# START OF Data in this exercise

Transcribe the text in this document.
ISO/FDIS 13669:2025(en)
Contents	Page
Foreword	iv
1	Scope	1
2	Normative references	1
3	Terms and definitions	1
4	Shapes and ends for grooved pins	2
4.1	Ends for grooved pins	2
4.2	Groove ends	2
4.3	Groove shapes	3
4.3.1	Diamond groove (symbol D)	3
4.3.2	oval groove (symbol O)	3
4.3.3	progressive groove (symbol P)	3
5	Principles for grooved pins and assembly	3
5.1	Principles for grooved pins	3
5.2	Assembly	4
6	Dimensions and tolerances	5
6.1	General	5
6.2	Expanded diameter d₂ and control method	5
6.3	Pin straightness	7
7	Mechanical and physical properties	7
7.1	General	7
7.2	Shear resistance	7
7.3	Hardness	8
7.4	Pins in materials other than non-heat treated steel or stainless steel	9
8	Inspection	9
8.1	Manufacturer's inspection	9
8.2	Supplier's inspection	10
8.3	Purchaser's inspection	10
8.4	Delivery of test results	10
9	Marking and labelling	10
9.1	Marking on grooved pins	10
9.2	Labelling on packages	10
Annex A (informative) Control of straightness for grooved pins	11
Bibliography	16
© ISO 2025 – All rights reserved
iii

# END OF Data in this exercise

**The exercise**
Every line that holds the word "grooved" counts once; state the total number of such lines and nothing else.

**Written reply**
6